OBJECTIVE:
All the data should be repeated exactly. Any image in it is left out.

DATA PROVIDED:
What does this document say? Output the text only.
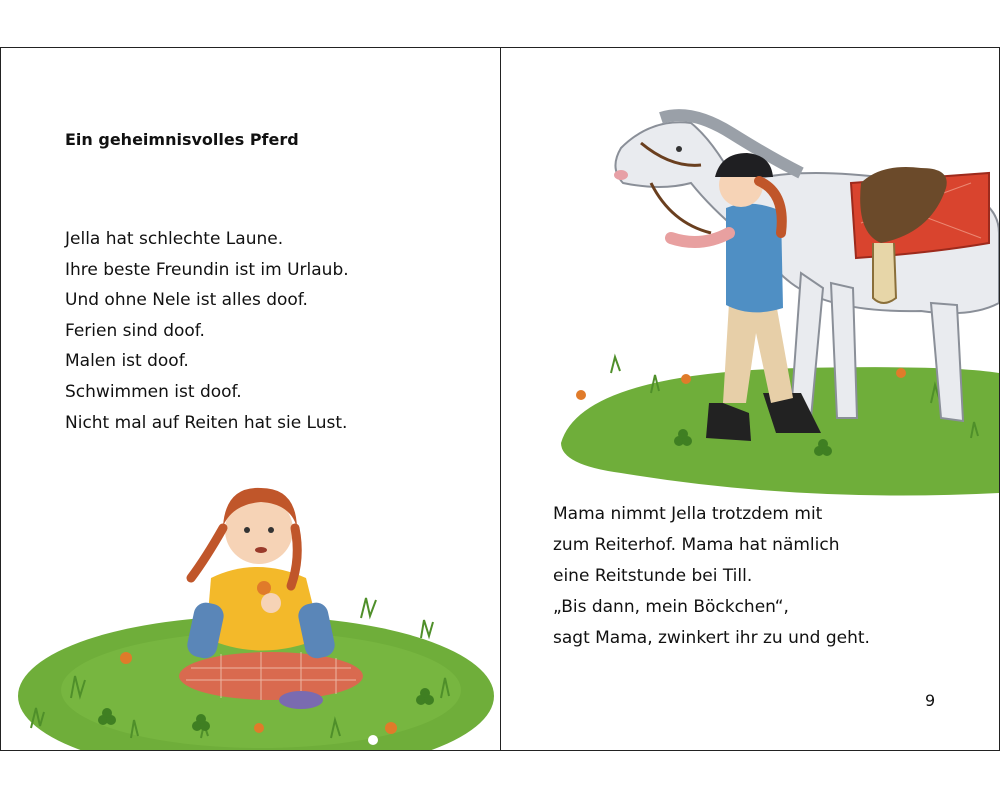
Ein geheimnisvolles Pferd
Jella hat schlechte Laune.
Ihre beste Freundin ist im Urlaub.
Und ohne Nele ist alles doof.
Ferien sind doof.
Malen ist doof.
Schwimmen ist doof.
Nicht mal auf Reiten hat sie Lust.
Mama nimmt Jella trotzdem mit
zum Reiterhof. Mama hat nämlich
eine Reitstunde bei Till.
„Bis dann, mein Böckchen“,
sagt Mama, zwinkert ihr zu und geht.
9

RESPONSE FOR THIS EXERCISE:
What does this document say? Output the text only.
Ein geheimnisvolles Pferd
Jella hat schlechte Laune.
Ihre beste Freundin ist im Urlaub.
Und ohne Nele ist alles doof.
Ferien sind doof.
Malen ist doof.
Schwimmen ist doof.
Nicht mal auf Reiten hat sie Lust.
Mama nimmt Jella trotzdem mit
zum Reiterhof. Mama hat nämlich
eine Reitstunde bei Till.
„Bis dann, mein Böckchen“,
sagt Mama, zwinkert ihr zu und geht.
9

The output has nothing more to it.